(Records from a data collection)
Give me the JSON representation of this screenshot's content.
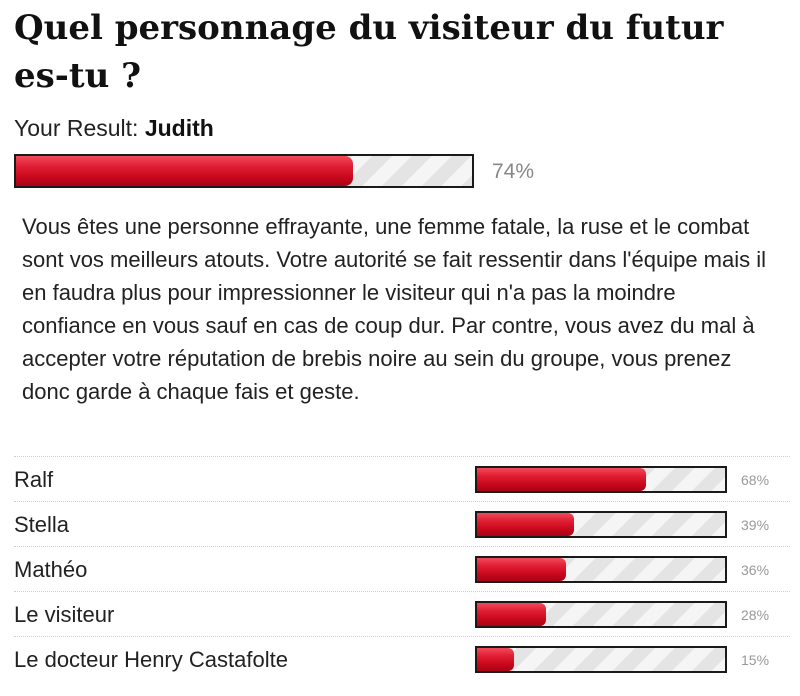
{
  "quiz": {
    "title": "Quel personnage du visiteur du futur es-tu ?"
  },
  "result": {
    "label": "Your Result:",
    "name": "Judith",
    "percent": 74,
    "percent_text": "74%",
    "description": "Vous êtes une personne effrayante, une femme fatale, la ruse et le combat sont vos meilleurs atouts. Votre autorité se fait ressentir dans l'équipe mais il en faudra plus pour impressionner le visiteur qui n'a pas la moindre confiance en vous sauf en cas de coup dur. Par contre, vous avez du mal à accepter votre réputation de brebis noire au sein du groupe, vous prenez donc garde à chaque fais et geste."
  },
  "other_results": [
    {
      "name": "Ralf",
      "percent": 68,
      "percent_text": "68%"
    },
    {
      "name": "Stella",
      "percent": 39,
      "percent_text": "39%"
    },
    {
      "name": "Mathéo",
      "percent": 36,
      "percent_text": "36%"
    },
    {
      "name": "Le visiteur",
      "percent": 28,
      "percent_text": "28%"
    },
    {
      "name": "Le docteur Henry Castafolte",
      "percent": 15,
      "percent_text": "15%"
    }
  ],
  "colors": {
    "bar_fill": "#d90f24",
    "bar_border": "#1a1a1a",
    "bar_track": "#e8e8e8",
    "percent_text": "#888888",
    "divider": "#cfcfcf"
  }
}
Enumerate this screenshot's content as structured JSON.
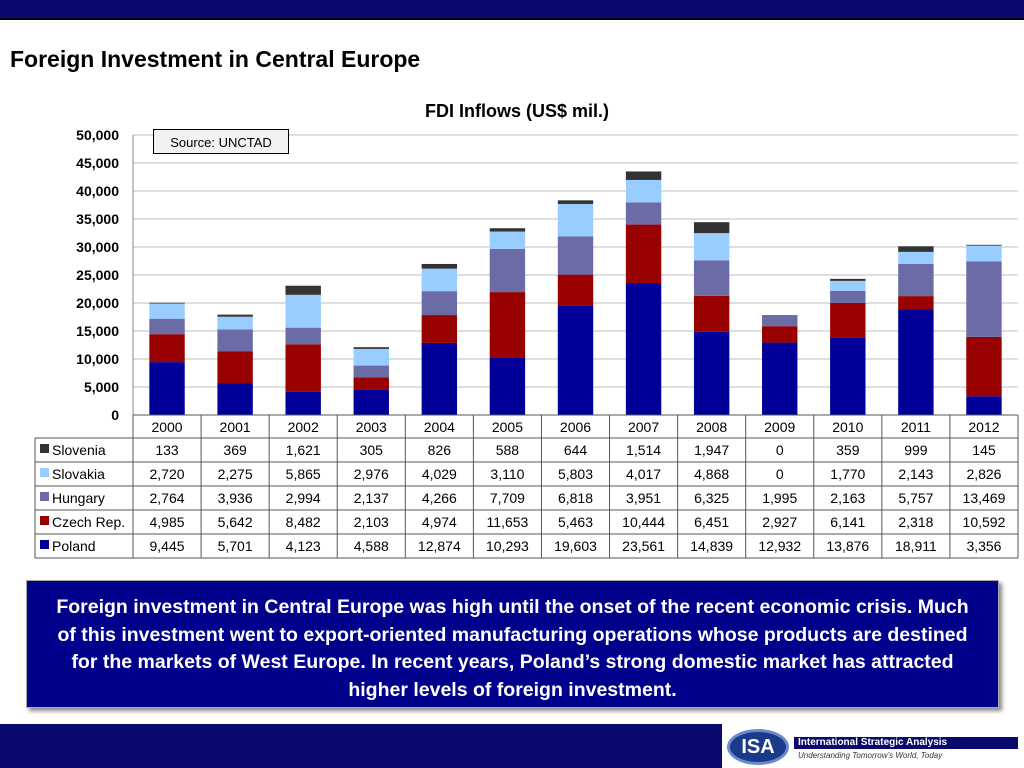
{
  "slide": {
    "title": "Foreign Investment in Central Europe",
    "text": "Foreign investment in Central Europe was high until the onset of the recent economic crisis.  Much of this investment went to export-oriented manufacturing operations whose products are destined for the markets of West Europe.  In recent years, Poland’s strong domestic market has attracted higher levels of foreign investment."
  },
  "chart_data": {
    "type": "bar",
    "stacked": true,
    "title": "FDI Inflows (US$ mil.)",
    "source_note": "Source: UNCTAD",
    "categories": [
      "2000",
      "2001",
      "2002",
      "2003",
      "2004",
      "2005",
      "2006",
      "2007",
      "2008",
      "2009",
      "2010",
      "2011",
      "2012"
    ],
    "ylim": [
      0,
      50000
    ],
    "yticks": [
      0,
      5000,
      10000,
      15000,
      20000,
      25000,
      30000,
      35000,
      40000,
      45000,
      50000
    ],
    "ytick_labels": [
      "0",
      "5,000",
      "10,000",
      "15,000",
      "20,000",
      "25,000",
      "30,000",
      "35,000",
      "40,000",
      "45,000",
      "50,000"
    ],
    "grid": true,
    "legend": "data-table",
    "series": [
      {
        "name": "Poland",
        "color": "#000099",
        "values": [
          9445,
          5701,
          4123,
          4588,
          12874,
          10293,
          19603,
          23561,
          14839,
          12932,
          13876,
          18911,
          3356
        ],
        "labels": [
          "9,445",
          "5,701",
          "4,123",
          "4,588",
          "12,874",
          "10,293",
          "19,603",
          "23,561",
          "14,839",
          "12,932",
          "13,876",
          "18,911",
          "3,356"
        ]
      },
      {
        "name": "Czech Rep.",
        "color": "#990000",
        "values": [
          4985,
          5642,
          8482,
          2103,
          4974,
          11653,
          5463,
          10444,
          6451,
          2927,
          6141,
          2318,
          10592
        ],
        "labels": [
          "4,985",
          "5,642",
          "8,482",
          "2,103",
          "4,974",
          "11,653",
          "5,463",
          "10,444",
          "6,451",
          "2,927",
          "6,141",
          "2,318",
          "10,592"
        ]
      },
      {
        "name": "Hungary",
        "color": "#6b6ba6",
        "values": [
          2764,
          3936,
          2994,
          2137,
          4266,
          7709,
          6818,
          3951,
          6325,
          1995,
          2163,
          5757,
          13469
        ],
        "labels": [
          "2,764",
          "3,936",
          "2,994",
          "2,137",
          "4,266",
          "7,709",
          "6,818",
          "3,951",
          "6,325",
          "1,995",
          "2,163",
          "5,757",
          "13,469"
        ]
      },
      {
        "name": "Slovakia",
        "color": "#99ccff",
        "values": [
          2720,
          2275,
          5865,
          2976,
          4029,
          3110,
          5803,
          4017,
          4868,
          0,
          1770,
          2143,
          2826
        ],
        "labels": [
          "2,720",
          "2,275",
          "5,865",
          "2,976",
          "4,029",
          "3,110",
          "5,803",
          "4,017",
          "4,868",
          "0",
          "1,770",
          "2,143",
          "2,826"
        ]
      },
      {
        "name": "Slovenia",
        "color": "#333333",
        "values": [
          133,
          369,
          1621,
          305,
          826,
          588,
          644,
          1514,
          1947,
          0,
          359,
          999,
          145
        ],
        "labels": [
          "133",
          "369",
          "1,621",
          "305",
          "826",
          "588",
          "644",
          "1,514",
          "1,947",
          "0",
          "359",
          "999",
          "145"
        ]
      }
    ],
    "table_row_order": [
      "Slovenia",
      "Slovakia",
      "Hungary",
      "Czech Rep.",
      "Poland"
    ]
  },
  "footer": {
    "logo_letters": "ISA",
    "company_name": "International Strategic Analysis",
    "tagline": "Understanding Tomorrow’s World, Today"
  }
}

**Job:** Please repeat the entries exactly. Do not include the pictures.

**Answer for the task:**
Give me the JSON representation of this screenshot's content.
{
  "quiz": {
    "title": "Quel personnage du visiteur du futur es-tu ?"
  },
  "result": {
    "label": "Your Result:",
    "name": "Judith",
    "percent": 74,
    "percent_text": "74%",
    "description": "Vous êtes une personne effrayante, une femme fatale, la ruse et le combat sont vos meilleurs atouts. Votre autorité se fait ressentir dans l'équipe mais il en faudra plus pour impressionner le visiteur qui n'a pas la moindre confiance en vous sauf en cas de coup dur. Par contre, vous avez du mal à accepter votre réputation de brebis noire au sein du groupe, vous prenez donc garde à chaque fais et geste."
  },
  "other_results": [
    {
      "name": "Ralf",
      "percent": 68,
      "percent_text": "68%"
    },
    {
      "name": "Stella",
      "percent": 39,
      "percent_text": "39%"
    },
    {
      "name": "Mathéo",
      "percent": 36,
      "percent_text": "36%"
    },
    {
      "name": "Le visiteur",
      "percent": 28,
      "percent_text": "28%"
    },
    {
      "name": "Le docteur Henry Castafolte",
      "percent": 15,
      "percent_text": "15%"
    }
  ],
  "colors": {
    "bar_fill": "#d90f24",
    "bar_border": "#1a1a1a",
    "bar_track": "#e8e8e8",
    "percent_text": "#888888",
    "divider": "#cfcfcf"
  }
}
Enumerate this screenshot's content as structured JSON.
{
  "slide": {
    "title": "Foreign Investment in Central Europe",
    "text": "Foreign investment in Central Europe was high until the onset of the recent economic crisis.  Much of this investment went to export-oriented manufacturing operations whose products are destined for the markets of West Europe.  In recent years, Poland’s strong domestic market has attracted higher levels of foreign investment."
  },
  "chart_data": {
    "type": "bar",
    "stacked": true,
    "title": "FDI Inflows (US$ mil.)",
    "source_note": "Source: UNCTAD",
    "categories": [
      "2000",
      "2001",
      "2002",
      "2003",
      "2004",
      "2005",
      "2006",
      "2007",
      "2008",
      "2009",
      "2010",
      "2011",
      "2012"
    ],
    "ylim": [
      0,
      50000
    ],
    "yticks": [
      0,
      5000,
      10000,
      15000,
      20000,
      25000,
      30000,
      35000,
      40000,
      45000,
      50000
    ],
    "ytick_labels": [
      "0",
      "5,000",
      "10,000",
      "15,000",
      "20,000",
      "25,000",
      "30,000",
      "35,000",
      "40,000",
      "45,000",
      "50,000"
    ],
    "grid": true,
    "legend": "data-table",
    "series": [
      {
        "name": "Poland",
        "color": "#000099",
        "values": [
          9445,
          5701,
          4123,
          4588,
          12874,
          10293,
          19603,
          23561,
          14839,
          12932,
          13876,
          18911,
          3356
        ],
        "labels": [
          "9,445",
          "5,701",
          "4,123",
          "4,588",
          "12,874",
          "10,293",
          "19,603",
          "23,561",
          "14,839",
          "12,932",
          "13,876",
          "18,911",
          "3,356"
        ]
      },
      {
        "name": "Czech Rep.",
        "color": "#990000",
        "values": [
          4985,
          5642,
          8482,
          2103,
          4974,
          11653,
          5463,
          10444,
          6451,
          2927,
          6141,
          2318,
          10592
        ],
        "labels": [
          "4,985",
          "5,642",
          "8,482",
          "2,103",
          "4,974",
          "11,653",
          "5,463",
          "10,444",
          "6,451",
          "2,927",
          "6,141",
          "2,318",
          "10,592"
        ]
      },
      {
        "name": "Hungary",
        "color": "#6b6ba6",
        "values": [
          2764,
          3936,
          2994,
          2137,
          4266,
          7709,
          6818,
          3951,
          6325,
          1995,
          2163,
          5757,
          13469
        ],
        "labels": [
          "2,764",
          "3,936",
          "2,994",
          "2,137",
          "4,266",
          "7,709",
          "6,818",
          "3,951",
          "6,325",
          "1,995",
          "2,163",
          "5,757",
          "13,469"
        ]
      },
      {
        "name": "Slovakia",
        "color": "#99ccff",
        "values": [
          2720,
          2275,
          5865,
          2976,
          4029,
          3110,
          5803,
          4017,
          4868,
          0,
          1770,
          2143,
          2826
        ],
        "labels": [
          "2,720",
          "2,275",
          "5,865",
          "2,976",
          "4,029",
          "3,110",
          "5,803",
          "4,017",
          "4,868",
          "0",
          "1,770",
          "2,143",
          "2,826"
        ]
      },
      {
        "name": "Slovenia",
        "color": "#333333",
        "values": [
          133,
          369,
          1621,
          305,
          826,
          588,
          644,
          1514,
          1947,
          0,
          359,
          999,
          145
        ],
        "labels": [
          "133",
          "369",
          "1,621",
          "305",
          "826",
          "588",
          "644",
          "1,514",
          "1,947",
          "0",
          "359",
          "999",
          "145"
        ]
      }
    ],
    "table_row_order": [
      "Slovenia",
      "Slovakia",
      "Hungary",
      "Czech Rep.",
      "Poland"
    ]
  },
  "footer": {
    "logo_letters": "ISA",
    "company_name": "International Strategic Analysis",
    "tagline": "Understanding Tomorrow’s World, Today"
  }
}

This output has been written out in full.